#### Data provided

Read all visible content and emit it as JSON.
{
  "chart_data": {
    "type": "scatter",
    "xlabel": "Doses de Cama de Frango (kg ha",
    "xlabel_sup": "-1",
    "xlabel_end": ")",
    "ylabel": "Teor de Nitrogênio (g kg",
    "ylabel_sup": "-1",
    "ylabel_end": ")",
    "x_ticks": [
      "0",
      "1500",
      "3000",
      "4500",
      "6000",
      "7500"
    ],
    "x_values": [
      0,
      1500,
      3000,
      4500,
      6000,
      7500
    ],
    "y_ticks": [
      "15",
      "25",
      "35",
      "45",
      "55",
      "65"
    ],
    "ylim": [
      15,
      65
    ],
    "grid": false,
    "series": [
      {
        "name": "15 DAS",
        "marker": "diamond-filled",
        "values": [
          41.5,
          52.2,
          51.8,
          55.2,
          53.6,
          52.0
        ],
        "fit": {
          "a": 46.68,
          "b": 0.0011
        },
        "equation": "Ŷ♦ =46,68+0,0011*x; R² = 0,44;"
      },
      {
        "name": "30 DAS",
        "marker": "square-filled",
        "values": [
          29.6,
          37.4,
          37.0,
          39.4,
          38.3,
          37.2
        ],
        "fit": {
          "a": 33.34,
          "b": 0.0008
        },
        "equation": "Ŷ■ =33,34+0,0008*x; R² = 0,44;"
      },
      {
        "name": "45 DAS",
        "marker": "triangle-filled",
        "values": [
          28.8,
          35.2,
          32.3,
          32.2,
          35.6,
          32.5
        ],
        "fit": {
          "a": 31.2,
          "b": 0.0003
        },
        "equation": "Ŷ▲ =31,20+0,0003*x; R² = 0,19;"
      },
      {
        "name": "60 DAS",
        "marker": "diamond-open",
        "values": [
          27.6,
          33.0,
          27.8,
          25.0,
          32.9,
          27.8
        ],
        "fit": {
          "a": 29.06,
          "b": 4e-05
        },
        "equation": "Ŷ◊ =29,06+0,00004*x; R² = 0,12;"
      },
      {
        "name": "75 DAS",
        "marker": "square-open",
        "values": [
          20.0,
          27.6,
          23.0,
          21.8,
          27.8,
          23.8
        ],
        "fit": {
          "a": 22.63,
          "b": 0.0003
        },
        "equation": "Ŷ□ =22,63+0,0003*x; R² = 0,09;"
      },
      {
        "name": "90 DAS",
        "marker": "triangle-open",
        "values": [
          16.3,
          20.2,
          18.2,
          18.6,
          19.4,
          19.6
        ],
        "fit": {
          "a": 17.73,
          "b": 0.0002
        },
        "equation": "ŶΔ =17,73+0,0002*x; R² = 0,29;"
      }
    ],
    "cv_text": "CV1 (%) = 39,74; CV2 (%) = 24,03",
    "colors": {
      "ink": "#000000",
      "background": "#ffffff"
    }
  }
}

########
#### Data provided

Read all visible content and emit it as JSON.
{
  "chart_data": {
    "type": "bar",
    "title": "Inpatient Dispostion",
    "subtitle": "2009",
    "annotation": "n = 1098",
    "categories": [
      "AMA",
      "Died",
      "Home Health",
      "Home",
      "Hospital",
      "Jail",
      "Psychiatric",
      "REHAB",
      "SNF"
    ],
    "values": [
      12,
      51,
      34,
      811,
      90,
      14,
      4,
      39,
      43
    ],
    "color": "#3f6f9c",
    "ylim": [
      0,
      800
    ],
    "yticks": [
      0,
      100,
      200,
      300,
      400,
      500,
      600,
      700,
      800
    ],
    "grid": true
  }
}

########
#### Data provided

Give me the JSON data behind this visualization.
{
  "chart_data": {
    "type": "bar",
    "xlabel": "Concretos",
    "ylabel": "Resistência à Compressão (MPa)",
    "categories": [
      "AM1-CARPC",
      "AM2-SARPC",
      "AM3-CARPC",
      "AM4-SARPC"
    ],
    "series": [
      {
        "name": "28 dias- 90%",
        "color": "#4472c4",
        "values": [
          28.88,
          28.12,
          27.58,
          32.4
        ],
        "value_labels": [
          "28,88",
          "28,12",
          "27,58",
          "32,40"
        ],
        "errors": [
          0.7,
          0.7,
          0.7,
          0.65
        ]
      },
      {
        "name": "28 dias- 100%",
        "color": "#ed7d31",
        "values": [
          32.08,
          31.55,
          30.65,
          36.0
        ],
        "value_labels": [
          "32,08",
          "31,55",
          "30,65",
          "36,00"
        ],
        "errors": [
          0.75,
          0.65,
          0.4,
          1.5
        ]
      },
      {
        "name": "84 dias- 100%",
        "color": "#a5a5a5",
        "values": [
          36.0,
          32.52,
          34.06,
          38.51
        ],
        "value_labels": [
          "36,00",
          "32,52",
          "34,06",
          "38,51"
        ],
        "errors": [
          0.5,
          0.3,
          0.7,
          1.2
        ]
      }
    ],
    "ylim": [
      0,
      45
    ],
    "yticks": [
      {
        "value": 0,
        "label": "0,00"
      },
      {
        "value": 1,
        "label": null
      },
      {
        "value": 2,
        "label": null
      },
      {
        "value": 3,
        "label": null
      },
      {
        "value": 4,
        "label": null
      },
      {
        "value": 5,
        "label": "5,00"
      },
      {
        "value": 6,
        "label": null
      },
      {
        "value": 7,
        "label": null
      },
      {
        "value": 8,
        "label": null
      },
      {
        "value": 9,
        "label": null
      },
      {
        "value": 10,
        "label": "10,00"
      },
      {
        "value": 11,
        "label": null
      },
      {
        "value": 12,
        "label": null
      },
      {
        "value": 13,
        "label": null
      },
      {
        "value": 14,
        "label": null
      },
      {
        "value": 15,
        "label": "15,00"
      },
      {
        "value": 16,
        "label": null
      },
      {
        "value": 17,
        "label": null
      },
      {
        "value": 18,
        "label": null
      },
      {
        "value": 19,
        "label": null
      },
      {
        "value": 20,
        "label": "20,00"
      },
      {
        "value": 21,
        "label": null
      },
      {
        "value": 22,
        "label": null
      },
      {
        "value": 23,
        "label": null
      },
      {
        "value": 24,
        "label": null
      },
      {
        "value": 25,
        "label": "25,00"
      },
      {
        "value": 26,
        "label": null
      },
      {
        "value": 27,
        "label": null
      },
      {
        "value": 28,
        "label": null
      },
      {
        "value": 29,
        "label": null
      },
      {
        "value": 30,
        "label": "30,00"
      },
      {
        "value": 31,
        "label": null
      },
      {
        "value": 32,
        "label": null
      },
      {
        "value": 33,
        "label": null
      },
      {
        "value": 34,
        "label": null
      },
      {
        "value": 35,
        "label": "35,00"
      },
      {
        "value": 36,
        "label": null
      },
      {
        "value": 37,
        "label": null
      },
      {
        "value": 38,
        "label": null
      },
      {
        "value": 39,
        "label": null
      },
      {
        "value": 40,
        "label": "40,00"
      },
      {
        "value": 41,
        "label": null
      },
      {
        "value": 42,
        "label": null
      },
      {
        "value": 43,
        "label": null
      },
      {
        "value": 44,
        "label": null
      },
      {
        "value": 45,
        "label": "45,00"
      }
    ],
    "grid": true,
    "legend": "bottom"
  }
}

########

_Direction:_
Copy every line of the listing where the word "dias" appears.

_Answer below:_
        "name": "28 dias- 90%",
        "name": "28 dias- 100%",
        "name": "84 dias- 100%",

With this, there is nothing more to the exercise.